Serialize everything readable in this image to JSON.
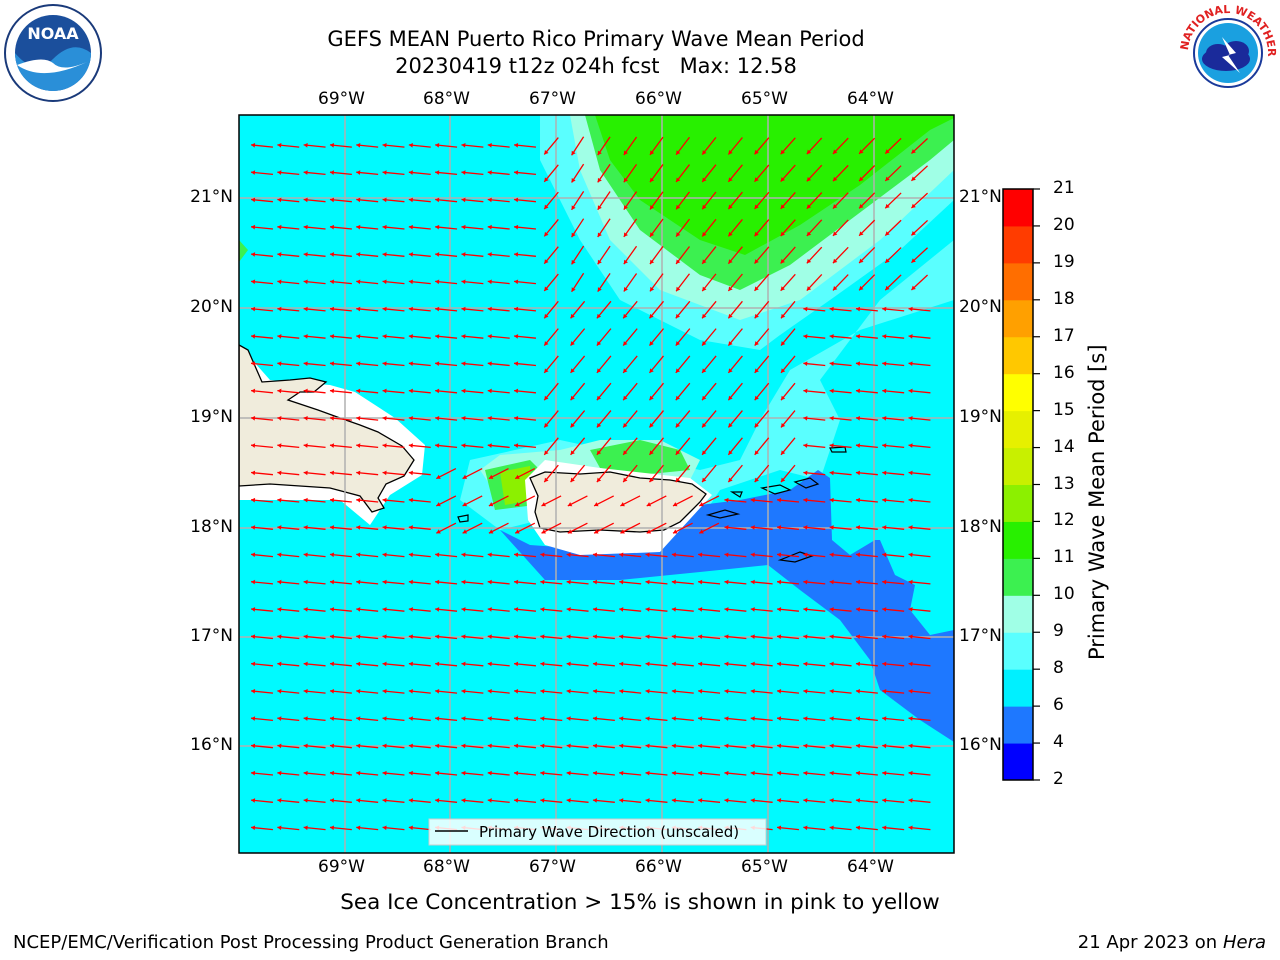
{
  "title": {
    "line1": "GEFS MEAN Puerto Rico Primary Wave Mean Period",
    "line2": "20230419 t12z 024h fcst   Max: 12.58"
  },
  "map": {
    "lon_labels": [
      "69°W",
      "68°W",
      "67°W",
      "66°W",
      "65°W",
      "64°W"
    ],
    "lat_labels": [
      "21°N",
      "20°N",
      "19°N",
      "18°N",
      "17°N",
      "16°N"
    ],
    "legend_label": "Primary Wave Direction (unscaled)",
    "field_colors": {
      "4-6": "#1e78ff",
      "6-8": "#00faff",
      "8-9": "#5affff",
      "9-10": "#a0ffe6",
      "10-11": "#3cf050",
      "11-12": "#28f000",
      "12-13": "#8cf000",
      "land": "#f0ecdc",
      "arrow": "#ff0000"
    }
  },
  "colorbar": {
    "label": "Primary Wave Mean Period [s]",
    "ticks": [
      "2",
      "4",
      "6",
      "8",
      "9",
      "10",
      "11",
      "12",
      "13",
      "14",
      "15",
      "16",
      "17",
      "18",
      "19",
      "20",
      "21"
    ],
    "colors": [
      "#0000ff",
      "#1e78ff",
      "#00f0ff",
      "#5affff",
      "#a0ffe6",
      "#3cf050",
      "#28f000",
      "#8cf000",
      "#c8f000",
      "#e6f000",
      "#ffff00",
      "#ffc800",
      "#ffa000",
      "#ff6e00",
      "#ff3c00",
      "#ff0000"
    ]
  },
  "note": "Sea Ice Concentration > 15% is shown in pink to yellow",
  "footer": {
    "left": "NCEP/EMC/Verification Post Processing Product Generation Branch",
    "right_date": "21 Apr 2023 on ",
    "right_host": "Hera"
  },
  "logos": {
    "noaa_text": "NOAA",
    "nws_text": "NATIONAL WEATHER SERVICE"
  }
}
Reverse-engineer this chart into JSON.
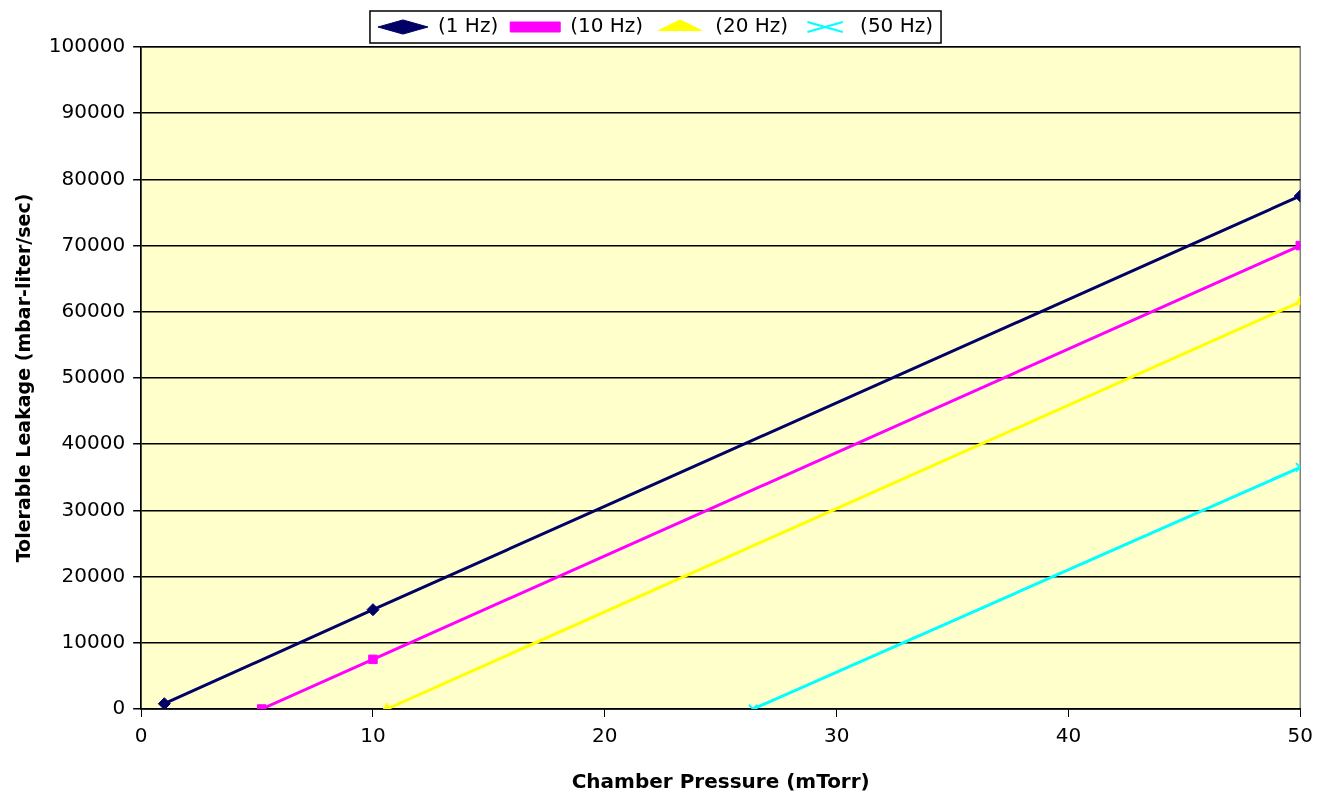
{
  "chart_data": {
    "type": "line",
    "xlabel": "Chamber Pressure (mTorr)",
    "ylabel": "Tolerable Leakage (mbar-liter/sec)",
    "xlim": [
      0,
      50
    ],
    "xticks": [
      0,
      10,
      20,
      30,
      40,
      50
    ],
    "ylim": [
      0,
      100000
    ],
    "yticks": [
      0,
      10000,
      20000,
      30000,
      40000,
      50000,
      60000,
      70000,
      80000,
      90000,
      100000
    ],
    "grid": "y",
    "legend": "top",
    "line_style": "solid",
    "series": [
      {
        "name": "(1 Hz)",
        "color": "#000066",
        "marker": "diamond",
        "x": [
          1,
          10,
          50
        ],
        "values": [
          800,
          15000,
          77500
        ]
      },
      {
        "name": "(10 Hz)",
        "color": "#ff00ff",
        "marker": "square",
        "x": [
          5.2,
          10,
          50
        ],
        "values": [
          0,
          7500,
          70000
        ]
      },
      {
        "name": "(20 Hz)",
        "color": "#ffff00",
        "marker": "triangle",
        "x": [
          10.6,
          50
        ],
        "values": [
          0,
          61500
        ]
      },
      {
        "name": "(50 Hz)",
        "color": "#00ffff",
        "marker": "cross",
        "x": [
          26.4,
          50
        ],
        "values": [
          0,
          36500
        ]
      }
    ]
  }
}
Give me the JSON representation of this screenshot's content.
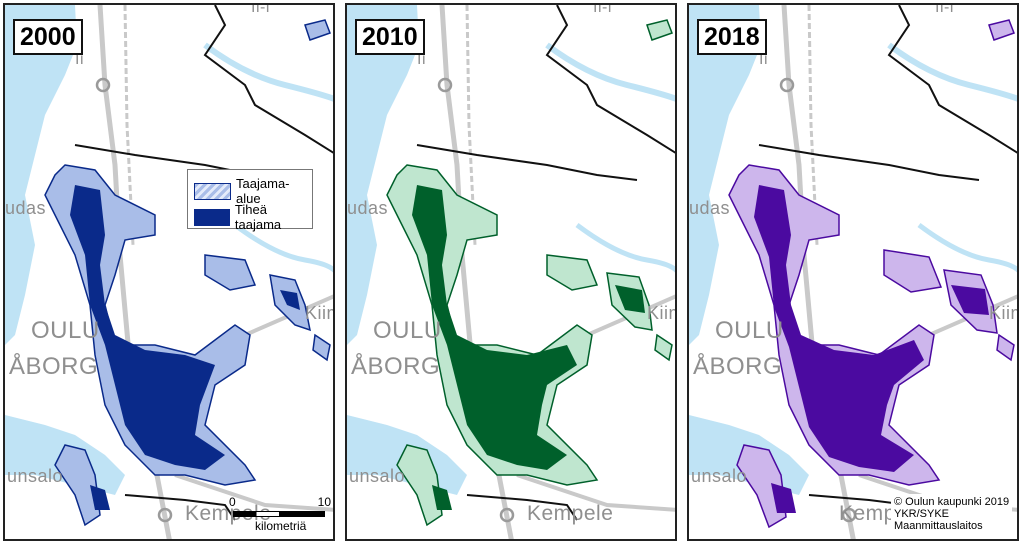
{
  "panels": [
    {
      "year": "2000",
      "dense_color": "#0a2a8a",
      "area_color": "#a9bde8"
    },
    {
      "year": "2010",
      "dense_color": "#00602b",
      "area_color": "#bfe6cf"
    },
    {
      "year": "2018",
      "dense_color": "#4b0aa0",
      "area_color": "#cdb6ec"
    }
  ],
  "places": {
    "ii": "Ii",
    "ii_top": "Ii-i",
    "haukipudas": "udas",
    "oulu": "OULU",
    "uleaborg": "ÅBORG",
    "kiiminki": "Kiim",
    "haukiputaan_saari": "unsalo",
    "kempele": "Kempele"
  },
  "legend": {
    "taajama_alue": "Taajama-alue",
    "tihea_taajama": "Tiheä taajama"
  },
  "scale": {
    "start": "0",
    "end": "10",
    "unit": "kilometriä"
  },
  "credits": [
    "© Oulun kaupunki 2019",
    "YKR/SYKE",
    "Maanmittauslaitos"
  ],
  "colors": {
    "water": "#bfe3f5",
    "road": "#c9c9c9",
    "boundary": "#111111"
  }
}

○ ○ ○ ○ ○ ○ ○

**AIM**
Every entry should be returned exactly as written, minus the pictures.

**COMPLETED TASK**
Serialize everything readable in this image to JSON.
{
  "title": {
    "line1": "GEFS MEAN Puerto Rico Primary Wave Mean Period",
    "line2": "20230419 t12z 024h fcst   Max: 12.58"
  },
  "map": {
    "lon_labels": [
      "69°W",
      "68°W",
      "67°W",
      "66°W",
      "65°W",
      "64°W"
    ],
    "lat_labels": [
      "21°N",
      "20°N",
      "19°N",
      "18°N",
      "17°N",
      "16°N"
    ],
    "legend_label": "Primary Wave Direction (unscaled)",
    "field_colors": {
      "4-6": "#1e78ff",
      "6-8": "#00faff",
      "8-9": "#5affff",
      "9-10": "#a0ffe6",
      "10-11": "#3cf050",
      "11-12": "#28f000",
      "12-13": "#8cf000",
      "land": "#f0ecdc",
      "arrow": "#ff0000"
    }
  },
  "colorbar": {
    "label": "Primary Wave Mean Period [s]",
    "ticks": [
      "2",
      "4",
      "6",
      "8",
      "9",
      "10",
      "11",
      "12",
      "13",
      "14",
      "15",
      "16",
      "17",
      "18",
      "19",
      "20",
      "21"
    ],
    "colors": [
      "#0000ff",
      "#1e78ff",
      "#00f0ff",
      "#5affff",
      "#a0ffe6",
      "#3cf050",
      "#28f000",
      "#8cf000",
      "#c8f000",
      "#e6f000",
      "#ffff00",
      "#ffc800",
      "#ffa000",
      "#ff6e00",
      "#ff3c00",
      "#ff0000"
    ]
  },
  "note": "Sea Ice Concentration > 15% is shown in pink to yellow",
  "footer": {
    "left": "NCEP/EMC/Verification Post Processing Product Generation Branch",
    "right_date": "21 Apr 2023 on ",
    "right_host": "Hera"
  },
  "logos": {
    "noaa_text": "NOAA",
    "nws_text": "NATIONAL WEATHER SERVICE"
  }
}
Reverse-engineer this chart into JSON.
{
  "chart_data": {
    "type": "line",
    "xlabel": "Chamber Pressure (mTorr)",
    "ylabel": "Tolerable Leakage (mbar-liter/sec)",
    "xlim": [
      0,
      50
    ],
    "xticks": [
      0,
      10,
      20,
      30,
      40,
      50
    ],
    "ylim": [
      0,
      100000
    ],
    "yticks": [
      0,
      10000,
      20000,
      30000,
      40000,
      50000,
      60000,
      70000,
      80000,
      90000,
      100000
    ],
    "grid": "y",
    "legend": "top",
    "line_style": "solid",
    "series": [
      {
        "name": "(1 Hz)",
        "color": "#000066",
        "marker": "diamond",
        "x": [
          1,
          10,
          50
        ],
        "values": [
          800,
          15000,
          77500
        ]
      },
      {
        "name": "(10 Hz)",
        "color": "#ff00ff",
        "marker": "square",
        "x": [
          5.2,
          10,
          50
        ],
        "values": [
          0,
          7500,
          70000
        ]
      },
      {
        "name": "(20 Hz)",
        "color": "#ffff00",
        "marker": "triangle",
        "x": [
          10.6,
          50
        ],
        "values": [
          0,
          61500
        ]
      },
      {
        "name": "(50 Hz)",
        "color": "#00ffff",
        "marker": "cross",
        "x": [
          26.4,
          50
        ],
        "values": [
          0,
          36500
        ]
      }
    ]
  }
}
Give me the JSON representation of this screenshot's content.
{
  "panels": [
    {
      "year": "2000",
      "dense_color": "#0a2a8a",
      "area_color": "#a9bde8"
    },
    {
      "year": "2010",
      "dense_color": "#00602b",
      "area_color": "#bfe6cf"
    },
    {
      "year": "2018",
      "dense_color": "#4b0aa0",
      "area_color": "#cdb6ec"
    }
  ],
  "places": {
    "ii": "Ii",
    "ii_top": "Ii-i",
    "haukipudas": "udas",
    "oulu": "OULU",
    "uleaborg": "ÅBORG",
    "kiiminki": "Kiim",
    "haukiputaan_saari": "unsalo",
    "kempele": "Kempele"
  },
  "legend": {
    "taajama_alue": "Taajama-alue",
    "tihea_taajama": "Tiheä taajama"
  },
  "scale": {
    "start": "0",
    "end": "10",
    "unit": "kilometriä"
  },
  "credits": [
    "© Oulun kaupunki 2019",
    "YKR/SYKE",
    "Maanmittauslaitos"
  ],
  "colors": {
    "water": "#bfe3f5",
    "road": "#c9c9c9",
    "boundary": "#111111"
  }
}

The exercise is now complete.